## TASK BRIEF
Only lines with the word "匀齐成朵" are needed; collect each of them from the listing below.

## EXERCISE MATERIALS
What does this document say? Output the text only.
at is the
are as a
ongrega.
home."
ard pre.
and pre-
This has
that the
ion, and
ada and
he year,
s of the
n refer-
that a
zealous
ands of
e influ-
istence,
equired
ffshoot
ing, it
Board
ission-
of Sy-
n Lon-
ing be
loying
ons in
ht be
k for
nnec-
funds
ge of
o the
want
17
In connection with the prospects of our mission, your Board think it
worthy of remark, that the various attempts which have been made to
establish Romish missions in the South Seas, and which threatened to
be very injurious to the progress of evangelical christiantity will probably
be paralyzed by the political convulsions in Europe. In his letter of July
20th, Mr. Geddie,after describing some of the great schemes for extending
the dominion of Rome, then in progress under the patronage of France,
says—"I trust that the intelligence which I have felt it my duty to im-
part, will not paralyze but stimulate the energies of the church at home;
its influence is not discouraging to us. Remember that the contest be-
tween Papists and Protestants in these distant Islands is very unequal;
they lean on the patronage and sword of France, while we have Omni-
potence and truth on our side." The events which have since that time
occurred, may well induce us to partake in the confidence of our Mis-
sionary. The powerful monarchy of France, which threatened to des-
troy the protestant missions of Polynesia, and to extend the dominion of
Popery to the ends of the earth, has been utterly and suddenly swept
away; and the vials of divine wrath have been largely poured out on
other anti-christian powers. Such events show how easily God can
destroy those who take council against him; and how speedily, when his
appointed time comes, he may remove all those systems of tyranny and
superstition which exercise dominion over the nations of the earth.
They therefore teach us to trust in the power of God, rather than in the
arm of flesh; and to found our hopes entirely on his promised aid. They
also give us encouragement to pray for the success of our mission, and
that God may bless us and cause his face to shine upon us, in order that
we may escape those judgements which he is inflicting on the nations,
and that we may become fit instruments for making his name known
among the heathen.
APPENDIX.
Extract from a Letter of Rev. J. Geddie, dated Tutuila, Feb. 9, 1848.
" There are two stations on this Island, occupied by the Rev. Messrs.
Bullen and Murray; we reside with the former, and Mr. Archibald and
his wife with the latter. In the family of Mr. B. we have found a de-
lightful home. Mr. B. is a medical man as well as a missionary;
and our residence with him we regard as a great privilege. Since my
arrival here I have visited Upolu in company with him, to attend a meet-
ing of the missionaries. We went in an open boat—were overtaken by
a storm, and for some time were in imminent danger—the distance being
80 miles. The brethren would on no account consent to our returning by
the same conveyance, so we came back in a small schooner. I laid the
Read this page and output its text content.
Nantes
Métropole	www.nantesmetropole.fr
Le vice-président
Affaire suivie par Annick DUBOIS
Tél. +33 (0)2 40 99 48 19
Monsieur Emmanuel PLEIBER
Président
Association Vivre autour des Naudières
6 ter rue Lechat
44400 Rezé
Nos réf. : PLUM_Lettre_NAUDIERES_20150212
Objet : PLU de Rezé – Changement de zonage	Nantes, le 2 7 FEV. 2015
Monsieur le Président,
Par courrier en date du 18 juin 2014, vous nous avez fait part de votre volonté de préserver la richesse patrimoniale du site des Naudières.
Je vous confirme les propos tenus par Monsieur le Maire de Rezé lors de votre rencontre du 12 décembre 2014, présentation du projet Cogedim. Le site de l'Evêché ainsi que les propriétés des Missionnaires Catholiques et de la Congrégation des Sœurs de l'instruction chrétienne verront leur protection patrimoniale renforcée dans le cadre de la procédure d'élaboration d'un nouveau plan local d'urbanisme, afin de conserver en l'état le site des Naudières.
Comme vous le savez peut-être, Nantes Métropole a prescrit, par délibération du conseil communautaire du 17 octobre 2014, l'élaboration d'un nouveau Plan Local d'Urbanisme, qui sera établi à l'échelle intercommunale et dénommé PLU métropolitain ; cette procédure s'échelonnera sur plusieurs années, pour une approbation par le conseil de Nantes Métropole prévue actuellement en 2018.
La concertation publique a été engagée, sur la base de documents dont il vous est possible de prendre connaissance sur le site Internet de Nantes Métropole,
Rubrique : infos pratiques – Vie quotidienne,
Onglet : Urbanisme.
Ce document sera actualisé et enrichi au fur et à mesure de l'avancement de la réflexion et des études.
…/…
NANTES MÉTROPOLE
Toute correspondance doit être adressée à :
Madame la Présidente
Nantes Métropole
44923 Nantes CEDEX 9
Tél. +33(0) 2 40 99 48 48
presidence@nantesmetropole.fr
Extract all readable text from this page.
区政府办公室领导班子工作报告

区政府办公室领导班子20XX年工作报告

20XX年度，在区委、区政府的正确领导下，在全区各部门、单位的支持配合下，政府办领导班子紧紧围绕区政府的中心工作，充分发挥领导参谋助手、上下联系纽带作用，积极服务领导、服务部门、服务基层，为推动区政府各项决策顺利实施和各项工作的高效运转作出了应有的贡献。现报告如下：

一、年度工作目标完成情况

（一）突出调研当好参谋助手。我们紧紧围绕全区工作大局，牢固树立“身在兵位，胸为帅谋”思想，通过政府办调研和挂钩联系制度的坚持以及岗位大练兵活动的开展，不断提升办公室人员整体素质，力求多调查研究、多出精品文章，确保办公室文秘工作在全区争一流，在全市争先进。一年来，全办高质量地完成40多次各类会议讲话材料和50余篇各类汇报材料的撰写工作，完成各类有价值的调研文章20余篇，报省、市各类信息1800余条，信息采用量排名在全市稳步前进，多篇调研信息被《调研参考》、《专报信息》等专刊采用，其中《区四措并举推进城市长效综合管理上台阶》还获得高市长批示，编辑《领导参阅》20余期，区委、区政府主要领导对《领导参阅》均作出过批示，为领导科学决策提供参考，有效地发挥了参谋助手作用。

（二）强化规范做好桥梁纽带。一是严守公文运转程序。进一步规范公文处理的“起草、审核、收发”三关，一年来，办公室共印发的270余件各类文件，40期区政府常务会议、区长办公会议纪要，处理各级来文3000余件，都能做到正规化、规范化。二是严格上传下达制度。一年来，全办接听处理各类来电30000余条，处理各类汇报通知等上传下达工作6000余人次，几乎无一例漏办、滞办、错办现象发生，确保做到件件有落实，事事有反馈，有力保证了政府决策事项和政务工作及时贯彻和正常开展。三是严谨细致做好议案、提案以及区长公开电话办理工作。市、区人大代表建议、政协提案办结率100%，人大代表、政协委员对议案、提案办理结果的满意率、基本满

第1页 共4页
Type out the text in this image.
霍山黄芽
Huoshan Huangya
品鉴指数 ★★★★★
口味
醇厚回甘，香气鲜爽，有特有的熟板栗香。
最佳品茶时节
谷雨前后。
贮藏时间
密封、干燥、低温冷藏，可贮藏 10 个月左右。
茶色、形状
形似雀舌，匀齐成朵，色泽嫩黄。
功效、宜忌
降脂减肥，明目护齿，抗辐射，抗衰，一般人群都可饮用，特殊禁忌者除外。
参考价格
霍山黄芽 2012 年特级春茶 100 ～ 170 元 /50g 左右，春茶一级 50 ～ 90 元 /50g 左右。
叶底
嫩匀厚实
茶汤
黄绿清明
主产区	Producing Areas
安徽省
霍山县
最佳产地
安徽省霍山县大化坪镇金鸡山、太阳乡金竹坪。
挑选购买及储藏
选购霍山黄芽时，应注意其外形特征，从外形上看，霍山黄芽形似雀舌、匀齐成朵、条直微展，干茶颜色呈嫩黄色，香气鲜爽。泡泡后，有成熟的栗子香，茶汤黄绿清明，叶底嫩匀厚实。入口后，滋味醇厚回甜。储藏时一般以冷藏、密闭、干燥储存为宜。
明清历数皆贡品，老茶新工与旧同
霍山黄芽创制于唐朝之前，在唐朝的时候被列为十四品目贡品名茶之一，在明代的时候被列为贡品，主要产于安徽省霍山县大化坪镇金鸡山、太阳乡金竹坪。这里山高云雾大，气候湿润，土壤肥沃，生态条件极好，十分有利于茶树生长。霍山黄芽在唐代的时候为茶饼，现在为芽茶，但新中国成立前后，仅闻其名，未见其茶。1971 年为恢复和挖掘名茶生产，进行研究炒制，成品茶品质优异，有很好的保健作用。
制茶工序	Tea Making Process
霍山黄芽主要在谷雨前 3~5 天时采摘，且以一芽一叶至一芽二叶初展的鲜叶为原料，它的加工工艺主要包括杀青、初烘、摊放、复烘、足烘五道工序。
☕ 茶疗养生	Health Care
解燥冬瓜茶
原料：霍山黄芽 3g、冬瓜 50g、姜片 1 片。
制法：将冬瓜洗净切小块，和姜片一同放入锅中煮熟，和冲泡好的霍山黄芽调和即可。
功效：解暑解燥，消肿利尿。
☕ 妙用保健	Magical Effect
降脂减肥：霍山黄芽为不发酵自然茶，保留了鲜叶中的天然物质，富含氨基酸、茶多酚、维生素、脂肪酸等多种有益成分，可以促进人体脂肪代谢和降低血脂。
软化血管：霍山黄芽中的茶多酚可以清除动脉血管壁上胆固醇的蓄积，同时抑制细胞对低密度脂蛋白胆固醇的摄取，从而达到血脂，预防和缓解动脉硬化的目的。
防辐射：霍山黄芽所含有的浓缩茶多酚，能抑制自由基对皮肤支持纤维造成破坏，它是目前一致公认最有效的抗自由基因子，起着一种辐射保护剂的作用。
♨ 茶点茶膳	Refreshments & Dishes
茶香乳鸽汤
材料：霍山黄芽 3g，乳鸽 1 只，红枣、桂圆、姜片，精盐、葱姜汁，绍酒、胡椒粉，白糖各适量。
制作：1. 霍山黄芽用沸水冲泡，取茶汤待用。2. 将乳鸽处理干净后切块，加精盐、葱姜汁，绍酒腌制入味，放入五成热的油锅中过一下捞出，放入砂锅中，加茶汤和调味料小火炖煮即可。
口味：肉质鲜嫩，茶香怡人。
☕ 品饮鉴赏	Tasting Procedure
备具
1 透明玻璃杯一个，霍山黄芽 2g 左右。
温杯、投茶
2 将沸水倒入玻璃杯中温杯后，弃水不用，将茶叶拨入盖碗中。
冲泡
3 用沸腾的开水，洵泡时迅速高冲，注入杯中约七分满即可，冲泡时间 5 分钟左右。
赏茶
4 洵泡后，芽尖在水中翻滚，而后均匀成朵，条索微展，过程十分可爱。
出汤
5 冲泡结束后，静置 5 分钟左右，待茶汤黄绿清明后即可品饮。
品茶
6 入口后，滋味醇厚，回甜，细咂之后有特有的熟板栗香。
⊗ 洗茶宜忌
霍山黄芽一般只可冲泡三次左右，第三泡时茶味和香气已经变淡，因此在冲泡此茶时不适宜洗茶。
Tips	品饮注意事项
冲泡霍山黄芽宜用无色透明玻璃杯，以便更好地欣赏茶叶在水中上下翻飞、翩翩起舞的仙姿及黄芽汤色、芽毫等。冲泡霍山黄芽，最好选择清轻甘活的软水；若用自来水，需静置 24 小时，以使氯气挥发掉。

## RESPONSE FOR THIS EXERCISE
形似雀舌，匀齐成朵，色泽嫩黄。
选购霍山黄芽时，应注意其外形特征，从外形上看，霍山黄芽形似雀舌、匀齐成朵、条直微展，干茶颜色呈嫩黄色，香气鲜爽。泡泡后，有成熟的栗子香，茶汤黄绿清明，叶底嫩匀厚实。入口后，滋味醇厚回甜。储藏时一般以冷藏、密闭、干燥储存为宜。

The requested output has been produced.